TAREFA A REALIZAR: Indique se cada afirmação abaixo está de acordo com o texto sobre a morte de Rafael, respondendo sim ou não e citando literalmente as palavras do texto que o comprovam: (a) a sangria não era recomendada para casos pulmonares; (b) a doença de Rafael o levou à morte de imediato; (c) a exposição na galeria Scuderie del Quirinale foi prorrogada até 30 de agosto.

Muito antes da descoberta dos primeiros antibióticos, a medicina fazia uso de todo tipo de técnica para cuidar dos doentes. A sangria terapêutica, que consiste em retirar uma pequena quantidade de sangue de pacientes para estimular o crescimento de células vermelhas e aliviar sintomas de algumas doenças, é uma delas. Por séculos, o método foi uma das únicas ferramentas para se tratar muitas doenças. Agora, um estudo conduzido pela Universidade de Bicocca, em Milão, sustenta que ele pode ser a explicação para um dos maiores mistérios da história da arte: a precoce morte do pintor renascentista Rafael Sanzio, aos 37 anos, há 500 anos.
Ao que indica a mais recente análise das circunstâncias envolvendo a morte do artista italiano, a sangria foi escolhida para tratar um acesso de febre alta e contínua, mas, ao contrário do que se esperava, o enfraqueceu. De acordo com uma das autoras do estudo, a pesquisadora Michele Augusto Riva, a hipótese é de que ele tinha pneumonia, já que não havia indícios de malária, febre tifóide e sífilis, tampouco de doenças intestinais. “Na medicina da época, era comum retirar sangue de pacientes para o tratamento de diversas doenças, mas não era aconselhável para casos pulmonares. Rafael, no entanto, não explicou a origem da própria doença, nem seus sintomas, o que levou seu médico a erroneamente fazer uso da sangria”, disse a pesquisadora ao jornal britânico The Guardian. “Temos certeza de que a técnica contribuiu para a morte dele.”
Fontes e materiais históricos proveram informações adicionais sobre a fatalidade, indicando que se tratava de uma doença aguda caracterizada por picos contínuos de febre. “Na verdade, ela não causou a morte imediatamente. Durou cerca de uma a duas semanas e não era severa a ponto de o impedir de deixar seus negócios em ordem antes de partir, inclusive até criar um testamento”, diz o estudo. Os rumores de sua ativa vida sexual ainda criaram o mito de que ele sofria de sífilis, e que foi a doença sexualmente transmitida a real causa mortis de Rafael.
O mestre renascentista é hoje homenageado em inúmeros museus italianos por seu 500º aniversário de morte, cujas exposições entraram no olho do furacão da pandemia e quase correram o risco de suspensão definitiva. A principal está em cartaz na galeria Scuderie del Quirinale e logo se tornou símbolo do lento e gradual processo de reabertura cultural da Itália. Retomada em 2 de junho e com seus mais de 900 ingressos inaugurais esgotados, a mostra foi estendida até 30 de agosto com horários de visitação e limite diário de visitantes esticados, mas ainda seguindo protocolos de segurança sanitária para evitar uma segunda onda de contágios do novo coronavírus. É um renascimento limitado, mas ainda assim um renascimento — tudo o que o mundo deseja.

EXTRATO DA LISTAGEM:
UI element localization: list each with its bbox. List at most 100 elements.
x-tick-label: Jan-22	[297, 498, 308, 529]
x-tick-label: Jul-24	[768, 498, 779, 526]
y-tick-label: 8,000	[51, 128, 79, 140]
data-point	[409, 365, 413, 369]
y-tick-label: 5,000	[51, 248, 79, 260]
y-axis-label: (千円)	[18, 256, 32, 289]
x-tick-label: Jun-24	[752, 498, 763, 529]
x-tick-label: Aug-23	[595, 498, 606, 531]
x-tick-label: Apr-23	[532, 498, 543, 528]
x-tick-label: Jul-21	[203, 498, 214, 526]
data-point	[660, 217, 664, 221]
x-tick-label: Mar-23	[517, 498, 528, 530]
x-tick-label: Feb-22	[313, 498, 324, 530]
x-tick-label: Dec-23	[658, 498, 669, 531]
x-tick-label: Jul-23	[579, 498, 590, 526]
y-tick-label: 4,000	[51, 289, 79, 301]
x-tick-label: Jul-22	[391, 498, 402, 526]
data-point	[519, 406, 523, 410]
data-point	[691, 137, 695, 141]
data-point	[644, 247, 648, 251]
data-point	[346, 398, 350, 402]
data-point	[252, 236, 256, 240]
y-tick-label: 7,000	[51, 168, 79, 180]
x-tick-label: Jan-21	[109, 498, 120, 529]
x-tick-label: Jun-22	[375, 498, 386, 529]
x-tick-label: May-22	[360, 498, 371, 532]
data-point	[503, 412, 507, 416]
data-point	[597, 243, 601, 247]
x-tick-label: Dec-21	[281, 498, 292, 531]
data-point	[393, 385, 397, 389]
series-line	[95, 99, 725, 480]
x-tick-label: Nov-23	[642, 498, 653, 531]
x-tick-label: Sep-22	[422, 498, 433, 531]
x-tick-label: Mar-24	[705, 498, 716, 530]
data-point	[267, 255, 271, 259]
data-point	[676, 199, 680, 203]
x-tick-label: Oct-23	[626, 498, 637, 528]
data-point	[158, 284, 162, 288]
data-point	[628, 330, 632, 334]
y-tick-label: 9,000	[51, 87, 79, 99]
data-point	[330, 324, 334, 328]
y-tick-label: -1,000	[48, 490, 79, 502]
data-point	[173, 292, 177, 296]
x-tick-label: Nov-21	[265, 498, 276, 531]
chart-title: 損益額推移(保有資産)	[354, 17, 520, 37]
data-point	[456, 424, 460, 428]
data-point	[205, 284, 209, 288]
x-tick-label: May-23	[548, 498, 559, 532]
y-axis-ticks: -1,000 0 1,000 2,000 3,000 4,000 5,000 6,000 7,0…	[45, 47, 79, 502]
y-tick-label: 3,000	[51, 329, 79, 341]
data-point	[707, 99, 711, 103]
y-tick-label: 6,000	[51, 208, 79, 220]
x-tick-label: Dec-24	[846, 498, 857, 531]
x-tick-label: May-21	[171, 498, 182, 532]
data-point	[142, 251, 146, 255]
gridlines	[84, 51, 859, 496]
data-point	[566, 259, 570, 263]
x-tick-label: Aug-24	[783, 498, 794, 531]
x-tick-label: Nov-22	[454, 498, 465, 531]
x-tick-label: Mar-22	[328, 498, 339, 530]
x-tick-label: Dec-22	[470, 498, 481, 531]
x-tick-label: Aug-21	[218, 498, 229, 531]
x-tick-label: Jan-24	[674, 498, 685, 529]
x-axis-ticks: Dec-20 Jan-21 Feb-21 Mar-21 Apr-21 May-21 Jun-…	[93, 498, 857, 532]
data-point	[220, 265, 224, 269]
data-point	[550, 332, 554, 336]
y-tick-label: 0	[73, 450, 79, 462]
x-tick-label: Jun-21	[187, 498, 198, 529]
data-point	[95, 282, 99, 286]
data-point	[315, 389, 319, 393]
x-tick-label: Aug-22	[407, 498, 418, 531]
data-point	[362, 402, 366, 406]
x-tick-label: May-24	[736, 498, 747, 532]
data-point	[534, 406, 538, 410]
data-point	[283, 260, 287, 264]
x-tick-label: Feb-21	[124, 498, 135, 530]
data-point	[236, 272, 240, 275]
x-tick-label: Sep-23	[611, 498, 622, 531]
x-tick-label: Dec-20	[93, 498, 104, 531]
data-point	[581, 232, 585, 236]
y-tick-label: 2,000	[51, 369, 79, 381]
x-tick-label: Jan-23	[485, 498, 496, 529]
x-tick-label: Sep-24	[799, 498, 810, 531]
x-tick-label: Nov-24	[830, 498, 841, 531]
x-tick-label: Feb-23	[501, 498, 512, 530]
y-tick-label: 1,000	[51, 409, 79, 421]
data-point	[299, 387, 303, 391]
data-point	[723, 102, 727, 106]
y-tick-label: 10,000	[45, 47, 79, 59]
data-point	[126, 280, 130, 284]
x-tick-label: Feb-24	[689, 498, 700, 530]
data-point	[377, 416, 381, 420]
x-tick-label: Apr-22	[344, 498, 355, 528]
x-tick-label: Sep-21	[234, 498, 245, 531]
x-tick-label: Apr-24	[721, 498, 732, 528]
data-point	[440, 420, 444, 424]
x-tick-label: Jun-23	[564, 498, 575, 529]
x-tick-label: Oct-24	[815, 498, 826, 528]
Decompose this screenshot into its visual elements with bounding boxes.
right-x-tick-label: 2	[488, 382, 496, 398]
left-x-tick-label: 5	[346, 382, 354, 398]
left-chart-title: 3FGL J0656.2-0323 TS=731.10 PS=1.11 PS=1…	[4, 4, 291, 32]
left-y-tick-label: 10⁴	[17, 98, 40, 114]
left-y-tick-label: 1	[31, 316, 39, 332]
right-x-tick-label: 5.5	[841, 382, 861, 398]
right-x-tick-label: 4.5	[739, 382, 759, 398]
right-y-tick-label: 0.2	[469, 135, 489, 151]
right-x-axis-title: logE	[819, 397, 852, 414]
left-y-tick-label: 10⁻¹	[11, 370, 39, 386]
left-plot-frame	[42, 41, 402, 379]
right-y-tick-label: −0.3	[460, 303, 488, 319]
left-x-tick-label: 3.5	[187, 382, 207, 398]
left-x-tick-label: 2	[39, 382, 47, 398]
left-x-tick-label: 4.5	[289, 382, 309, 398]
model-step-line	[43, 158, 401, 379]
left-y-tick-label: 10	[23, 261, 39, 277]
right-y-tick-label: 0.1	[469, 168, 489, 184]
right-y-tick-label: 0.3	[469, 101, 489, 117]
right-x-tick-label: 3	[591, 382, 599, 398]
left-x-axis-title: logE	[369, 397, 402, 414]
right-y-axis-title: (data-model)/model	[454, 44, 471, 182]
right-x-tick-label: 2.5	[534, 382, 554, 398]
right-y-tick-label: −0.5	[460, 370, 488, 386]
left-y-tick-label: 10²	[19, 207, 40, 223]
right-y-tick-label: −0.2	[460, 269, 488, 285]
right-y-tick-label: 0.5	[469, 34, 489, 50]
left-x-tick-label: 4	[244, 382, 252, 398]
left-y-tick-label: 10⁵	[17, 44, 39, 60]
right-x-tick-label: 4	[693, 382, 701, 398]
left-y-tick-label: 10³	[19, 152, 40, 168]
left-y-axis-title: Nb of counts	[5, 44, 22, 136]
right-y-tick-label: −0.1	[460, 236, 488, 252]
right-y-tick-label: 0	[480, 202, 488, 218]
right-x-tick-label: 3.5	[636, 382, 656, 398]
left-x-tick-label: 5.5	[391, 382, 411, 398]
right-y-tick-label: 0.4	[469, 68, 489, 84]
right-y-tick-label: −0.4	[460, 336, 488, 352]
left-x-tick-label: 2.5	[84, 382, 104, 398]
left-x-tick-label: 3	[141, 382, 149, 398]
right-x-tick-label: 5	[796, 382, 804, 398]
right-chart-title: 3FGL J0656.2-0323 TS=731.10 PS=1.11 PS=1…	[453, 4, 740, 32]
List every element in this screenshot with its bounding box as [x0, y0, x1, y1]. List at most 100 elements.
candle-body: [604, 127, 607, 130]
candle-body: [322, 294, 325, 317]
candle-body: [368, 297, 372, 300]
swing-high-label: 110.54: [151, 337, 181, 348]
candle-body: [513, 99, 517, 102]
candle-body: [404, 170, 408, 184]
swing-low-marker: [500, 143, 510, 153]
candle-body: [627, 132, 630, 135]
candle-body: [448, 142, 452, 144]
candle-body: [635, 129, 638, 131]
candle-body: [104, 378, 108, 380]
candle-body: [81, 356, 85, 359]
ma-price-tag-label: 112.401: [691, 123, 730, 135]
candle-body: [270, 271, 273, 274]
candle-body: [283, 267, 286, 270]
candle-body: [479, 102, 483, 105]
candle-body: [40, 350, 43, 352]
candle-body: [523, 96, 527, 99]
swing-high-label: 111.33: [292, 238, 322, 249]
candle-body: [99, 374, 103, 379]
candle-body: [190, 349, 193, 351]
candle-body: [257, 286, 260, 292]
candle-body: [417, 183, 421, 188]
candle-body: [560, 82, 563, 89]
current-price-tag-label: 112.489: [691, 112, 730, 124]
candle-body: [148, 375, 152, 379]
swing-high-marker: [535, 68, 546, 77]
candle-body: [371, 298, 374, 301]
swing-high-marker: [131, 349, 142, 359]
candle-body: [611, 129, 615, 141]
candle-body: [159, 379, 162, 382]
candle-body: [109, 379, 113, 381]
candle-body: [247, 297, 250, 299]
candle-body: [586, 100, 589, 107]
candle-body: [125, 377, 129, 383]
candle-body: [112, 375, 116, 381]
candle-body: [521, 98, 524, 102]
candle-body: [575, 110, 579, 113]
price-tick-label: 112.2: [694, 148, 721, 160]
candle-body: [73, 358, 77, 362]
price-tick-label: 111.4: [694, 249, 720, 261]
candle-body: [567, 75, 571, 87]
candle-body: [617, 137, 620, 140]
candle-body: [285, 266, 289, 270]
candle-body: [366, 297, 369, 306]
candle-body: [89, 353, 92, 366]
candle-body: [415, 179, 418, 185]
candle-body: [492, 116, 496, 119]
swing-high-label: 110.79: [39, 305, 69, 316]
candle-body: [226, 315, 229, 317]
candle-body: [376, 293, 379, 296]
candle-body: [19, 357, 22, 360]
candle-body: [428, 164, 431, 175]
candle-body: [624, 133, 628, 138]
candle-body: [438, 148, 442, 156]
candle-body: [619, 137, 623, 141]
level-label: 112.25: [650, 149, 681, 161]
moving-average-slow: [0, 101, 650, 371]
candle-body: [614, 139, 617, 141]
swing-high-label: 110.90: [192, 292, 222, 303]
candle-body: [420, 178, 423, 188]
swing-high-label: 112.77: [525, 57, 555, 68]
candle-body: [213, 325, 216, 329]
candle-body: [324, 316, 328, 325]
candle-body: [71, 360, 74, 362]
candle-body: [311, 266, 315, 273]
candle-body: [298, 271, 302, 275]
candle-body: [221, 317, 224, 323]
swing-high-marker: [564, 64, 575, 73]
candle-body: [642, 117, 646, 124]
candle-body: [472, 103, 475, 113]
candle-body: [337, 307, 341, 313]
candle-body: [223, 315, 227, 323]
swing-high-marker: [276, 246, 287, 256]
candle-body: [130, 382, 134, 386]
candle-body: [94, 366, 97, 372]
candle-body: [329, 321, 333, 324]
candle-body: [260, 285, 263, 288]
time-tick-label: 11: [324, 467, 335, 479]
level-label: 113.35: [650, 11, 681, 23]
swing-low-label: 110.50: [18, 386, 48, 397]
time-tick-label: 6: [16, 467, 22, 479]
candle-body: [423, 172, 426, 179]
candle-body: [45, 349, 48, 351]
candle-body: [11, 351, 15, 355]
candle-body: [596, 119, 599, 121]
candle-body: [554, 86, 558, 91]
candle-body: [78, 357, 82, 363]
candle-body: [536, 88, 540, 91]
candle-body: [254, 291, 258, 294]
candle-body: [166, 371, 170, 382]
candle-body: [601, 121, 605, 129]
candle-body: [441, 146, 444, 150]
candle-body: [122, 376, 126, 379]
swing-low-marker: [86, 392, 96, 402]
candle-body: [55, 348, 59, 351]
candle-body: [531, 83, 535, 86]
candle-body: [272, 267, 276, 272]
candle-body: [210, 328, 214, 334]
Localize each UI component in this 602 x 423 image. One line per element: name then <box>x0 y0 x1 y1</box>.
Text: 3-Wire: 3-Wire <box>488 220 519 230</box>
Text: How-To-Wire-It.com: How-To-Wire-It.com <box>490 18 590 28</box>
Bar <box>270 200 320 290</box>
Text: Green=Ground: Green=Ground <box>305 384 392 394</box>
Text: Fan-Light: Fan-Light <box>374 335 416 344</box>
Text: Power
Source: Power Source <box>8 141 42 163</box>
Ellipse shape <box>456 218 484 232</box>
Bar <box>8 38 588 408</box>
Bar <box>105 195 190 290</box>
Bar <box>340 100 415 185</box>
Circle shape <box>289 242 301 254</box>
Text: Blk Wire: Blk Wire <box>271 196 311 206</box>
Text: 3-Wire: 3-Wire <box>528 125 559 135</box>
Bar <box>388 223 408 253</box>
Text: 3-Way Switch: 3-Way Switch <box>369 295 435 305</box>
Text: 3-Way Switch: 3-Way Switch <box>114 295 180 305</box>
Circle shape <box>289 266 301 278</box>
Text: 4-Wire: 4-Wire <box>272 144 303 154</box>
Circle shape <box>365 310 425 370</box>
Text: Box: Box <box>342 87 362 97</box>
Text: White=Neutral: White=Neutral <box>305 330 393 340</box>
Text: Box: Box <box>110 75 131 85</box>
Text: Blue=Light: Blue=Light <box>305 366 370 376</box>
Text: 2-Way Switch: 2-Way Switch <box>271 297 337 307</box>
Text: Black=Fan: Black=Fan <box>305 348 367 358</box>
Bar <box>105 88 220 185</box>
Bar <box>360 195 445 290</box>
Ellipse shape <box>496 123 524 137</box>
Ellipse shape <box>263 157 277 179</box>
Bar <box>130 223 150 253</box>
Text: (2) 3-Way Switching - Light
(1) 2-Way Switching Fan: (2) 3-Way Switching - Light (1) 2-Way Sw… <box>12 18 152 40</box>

RESPOSTA DA TAREFA:
(a) Sim: “não era aconselhável para casos pulmonares”.
(b) Não: “Na verdade, ela não causou a morte imediatamente.”
(c) Sim: “a mostra foi estendida até 30 de agosto”.